::: TASK INPUT
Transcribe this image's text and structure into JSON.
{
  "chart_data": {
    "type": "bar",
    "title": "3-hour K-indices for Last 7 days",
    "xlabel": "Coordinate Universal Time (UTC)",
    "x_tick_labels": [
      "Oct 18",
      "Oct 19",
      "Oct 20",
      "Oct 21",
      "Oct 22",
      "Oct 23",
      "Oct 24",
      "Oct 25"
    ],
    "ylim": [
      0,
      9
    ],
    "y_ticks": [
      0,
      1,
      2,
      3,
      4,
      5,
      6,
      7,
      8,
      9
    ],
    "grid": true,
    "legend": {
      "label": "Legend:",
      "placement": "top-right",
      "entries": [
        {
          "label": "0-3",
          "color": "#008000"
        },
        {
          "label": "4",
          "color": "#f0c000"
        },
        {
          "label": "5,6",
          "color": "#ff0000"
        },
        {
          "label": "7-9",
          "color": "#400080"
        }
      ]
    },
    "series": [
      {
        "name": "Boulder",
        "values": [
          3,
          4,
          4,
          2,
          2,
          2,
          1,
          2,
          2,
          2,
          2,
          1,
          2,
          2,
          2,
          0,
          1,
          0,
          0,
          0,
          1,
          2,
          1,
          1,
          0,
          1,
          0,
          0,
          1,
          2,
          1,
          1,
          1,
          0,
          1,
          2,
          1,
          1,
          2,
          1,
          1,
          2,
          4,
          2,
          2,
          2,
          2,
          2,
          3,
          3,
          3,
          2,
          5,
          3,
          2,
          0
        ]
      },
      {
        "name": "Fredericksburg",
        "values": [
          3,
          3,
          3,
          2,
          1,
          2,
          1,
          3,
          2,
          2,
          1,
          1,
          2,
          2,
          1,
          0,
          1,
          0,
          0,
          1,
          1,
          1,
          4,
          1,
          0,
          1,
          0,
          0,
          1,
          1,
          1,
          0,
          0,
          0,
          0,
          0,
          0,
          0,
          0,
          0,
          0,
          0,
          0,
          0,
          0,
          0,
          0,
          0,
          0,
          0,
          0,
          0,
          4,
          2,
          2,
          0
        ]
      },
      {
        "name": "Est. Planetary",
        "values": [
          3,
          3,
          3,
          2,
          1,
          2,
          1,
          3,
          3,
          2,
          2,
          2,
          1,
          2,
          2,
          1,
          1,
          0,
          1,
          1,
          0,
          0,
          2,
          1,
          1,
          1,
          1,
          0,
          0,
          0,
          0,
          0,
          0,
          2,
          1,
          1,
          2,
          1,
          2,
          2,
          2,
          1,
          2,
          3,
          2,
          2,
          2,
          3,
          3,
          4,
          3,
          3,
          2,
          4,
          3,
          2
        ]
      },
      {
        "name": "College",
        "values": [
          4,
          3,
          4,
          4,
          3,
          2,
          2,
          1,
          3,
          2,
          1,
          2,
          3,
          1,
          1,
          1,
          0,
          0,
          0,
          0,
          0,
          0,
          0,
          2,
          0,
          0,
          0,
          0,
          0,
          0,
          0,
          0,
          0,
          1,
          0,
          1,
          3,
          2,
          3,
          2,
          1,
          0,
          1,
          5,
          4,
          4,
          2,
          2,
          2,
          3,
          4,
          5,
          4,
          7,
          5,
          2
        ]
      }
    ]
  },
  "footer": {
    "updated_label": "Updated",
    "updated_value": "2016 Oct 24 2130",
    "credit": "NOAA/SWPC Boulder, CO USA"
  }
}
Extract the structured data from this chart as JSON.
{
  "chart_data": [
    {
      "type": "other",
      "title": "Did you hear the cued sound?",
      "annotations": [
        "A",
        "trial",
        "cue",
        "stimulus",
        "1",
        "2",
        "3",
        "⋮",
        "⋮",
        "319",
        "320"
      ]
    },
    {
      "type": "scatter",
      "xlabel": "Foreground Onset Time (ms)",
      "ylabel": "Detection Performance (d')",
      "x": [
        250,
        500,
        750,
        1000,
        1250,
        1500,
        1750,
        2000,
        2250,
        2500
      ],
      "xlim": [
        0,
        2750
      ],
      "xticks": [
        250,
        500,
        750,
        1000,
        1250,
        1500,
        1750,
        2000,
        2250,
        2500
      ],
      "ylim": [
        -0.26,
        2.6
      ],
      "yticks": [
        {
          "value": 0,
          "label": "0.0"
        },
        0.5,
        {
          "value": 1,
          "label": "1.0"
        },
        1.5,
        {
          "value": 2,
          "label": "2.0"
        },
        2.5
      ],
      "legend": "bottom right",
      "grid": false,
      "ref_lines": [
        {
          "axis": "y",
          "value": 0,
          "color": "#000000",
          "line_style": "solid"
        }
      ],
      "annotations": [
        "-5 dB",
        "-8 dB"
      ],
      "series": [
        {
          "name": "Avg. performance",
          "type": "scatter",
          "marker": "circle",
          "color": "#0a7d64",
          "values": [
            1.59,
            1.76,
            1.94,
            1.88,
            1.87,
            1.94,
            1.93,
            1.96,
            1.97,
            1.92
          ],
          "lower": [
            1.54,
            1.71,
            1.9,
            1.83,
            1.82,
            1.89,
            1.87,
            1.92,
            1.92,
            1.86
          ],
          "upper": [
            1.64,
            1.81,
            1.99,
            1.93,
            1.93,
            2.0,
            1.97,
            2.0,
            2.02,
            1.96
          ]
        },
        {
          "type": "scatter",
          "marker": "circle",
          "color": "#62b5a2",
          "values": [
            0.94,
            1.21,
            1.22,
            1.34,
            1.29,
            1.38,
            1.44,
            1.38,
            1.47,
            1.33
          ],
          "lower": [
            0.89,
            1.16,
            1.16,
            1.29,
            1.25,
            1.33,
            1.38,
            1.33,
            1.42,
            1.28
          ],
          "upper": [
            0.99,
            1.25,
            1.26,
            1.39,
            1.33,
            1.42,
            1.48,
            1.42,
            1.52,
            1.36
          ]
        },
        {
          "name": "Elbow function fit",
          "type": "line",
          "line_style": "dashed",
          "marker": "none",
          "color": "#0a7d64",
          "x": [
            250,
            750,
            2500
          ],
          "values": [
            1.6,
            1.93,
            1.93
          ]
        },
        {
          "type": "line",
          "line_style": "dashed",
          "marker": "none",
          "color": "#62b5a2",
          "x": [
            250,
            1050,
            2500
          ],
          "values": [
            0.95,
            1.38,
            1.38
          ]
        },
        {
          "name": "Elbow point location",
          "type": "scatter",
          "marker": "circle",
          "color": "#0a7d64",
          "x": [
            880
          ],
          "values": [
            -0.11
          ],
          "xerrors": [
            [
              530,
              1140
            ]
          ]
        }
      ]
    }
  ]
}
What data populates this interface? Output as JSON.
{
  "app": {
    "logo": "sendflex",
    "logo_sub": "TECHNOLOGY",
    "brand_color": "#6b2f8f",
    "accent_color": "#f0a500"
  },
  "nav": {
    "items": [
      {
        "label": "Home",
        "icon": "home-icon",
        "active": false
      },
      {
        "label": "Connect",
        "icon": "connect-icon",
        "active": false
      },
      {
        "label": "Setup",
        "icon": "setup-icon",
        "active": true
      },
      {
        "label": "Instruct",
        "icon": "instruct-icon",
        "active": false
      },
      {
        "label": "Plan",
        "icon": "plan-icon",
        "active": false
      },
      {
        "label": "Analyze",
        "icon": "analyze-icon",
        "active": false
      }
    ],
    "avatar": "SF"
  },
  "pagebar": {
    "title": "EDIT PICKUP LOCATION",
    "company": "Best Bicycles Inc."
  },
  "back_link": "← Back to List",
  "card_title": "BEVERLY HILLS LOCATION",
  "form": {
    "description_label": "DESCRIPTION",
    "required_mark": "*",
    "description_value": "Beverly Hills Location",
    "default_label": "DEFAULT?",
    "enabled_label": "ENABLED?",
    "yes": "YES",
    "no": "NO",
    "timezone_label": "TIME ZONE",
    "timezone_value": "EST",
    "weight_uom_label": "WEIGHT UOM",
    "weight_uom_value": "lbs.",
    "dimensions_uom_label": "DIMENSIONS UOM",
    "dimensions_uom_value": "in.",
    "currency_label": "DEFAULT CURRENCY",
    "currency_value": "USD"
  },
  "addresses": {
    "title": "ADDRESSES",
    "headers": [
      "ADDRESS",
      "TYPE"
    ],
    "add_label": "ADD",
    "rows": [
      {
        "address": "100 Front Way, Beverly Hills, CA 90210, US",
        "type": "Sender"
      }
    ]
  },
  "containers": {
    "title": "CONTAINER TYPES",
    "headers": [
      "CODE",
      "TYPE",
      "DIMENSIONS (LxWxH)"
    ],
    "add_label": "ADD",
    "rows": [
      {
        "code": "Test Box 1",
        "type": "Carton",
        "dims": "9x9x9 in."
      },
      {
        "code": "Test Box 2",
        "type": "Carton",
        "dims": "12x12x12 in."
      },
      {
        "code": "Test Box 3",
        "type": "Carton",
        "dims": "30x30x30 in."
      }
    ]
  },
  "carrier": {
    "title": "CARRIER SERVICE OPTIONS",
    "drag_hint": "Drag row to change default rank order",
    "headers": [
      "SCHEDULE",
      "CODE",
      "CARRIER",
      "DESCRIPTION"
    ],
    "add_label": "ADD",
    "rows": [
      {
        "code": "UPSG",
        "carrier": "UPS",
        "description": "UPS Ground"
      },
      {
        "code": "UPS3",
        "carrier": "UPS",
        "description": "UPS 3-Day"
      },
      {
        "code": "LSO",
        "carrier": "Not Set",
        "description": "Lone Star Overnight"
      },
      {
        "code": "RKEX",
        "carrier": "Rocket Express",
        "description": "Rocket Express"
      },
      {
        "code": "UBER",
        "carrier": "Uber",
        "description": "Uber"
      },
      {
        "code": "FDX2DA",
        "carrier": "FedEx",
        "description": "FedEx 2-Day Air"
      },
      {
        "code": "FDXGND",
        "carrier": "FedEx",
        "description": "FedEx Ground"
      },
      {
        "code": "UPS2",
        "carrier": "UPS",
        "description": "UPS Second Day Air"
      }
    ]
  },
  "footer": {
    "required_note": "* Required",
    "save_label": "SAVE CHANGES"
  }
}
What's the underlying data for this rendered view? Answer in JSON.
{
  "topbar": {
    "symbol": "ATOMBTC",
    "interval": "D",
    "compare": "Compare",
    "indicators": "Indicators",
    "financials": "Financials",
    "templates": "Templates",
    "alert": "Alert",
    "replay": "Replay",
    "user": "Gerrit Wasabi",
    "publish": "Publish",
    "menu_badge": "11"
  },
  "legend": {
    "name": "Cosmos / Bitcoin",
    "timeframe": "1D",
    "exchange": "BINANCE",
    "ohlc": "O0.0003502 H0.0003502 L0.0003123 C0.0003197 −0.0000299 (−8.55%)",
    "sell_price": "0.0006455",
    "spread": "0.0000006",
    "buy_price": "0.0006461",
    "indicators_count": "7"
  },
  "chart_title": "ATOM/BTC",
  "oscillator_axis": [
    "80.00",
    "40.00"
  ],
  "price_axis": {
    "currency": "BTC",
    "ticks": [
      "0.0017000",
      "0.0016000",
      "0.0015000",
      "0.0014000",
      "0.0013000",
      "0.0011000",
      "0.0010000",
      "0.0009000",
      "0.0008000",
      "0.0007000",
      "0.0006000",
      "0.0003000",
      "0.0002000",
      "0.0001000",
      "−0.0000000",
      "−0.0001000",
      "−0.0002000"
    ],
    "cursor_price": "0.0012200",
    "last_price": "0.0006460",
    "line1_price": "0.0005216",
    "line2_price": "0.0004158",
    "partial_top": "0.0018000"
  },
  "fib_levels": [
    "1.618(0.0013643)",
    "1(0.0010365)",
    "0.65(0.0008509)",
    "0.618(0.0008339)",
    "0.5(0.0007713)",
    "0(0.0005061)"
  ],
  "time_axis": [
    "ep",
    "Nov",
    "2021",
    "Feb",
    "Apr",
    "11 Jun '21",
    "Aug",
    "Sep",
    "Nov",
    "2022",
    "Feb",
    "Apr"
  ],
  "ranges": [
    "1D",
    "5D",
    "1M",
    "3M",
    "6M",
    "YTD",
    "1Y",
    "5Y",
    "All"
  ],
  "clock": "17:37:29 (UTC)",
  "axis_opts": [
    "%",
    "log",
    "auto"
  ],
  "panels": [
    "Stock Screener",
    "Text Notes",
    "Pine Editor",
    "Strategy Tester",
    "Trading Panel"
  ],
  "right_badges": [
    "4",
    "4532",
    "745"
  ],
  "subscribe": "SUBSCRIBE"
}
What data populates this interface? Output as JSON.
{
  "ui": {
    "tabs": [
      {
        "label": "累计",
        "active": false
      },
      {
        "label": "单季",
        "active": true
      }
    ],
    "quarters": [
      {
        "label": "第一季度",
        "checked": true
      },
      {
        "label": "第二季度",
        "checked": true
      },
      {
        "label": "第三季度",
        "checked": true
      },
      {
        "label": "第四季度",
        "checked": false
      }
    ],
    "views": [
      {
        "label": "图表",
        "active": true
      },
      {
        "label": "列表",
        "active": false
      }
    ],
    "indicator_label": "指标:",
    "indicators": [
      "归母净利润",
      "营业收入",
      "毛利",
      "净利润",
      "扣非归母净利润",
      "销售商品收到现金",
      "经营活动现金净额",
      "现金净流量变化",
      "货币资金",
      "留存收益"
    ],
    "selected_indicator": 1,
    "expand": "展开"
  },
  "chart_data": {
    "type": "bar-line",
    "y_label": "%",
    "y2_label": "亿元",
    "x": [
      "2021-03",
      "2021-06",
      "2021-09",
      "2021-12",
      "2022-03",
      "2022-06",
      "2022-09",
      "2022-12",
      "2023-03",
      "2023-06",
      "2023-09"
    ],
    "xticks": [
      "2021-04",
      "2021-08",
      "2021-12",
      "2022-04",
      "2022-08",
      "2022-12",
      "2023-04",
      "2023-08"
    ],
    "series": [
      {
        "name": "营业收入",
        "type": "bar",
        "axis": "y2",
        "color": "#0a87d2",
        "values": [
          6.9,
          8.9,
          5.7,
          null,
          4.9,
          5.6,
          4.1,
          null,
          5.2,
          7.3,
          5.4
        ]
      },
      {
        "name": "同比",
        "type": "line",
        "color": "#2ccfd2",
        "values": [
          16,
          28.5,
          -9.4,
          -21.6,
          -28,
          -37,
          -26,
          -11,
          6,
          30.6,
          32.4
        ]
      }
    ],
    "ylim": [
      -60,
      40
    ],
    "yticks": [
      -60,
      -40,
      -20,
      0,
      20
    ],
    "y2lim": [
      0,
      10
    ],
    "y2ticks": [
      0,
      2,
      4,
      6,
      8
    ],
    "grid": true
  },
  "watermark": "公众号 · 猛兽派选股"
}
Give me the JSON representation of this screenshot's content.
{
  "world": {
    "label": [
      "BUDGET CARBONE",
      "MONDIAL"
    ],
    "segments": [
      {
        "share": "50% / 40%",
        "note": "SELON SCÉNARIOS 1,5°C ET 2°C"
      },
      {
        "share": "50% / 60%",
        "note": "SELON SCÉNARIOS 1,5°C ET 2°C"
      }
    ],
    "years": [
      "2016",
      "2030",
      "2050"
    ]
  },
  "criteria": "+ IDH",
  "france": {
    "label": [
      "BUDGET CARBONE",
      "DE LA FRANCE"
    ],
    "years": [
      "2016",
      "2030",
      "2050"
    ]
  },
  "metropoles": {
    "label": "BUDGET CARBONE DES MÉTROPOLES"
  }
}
::::::
**PROBLEM DETAILS**
Copy each line above where the string "FedEx" occurs.

**COMPLETE OUTPUT**
        "carrier": "FedEx",
        "description": "FedEx 2-Day Air"
        "carrier": "FedEx",
        "description": "FedEx Ground"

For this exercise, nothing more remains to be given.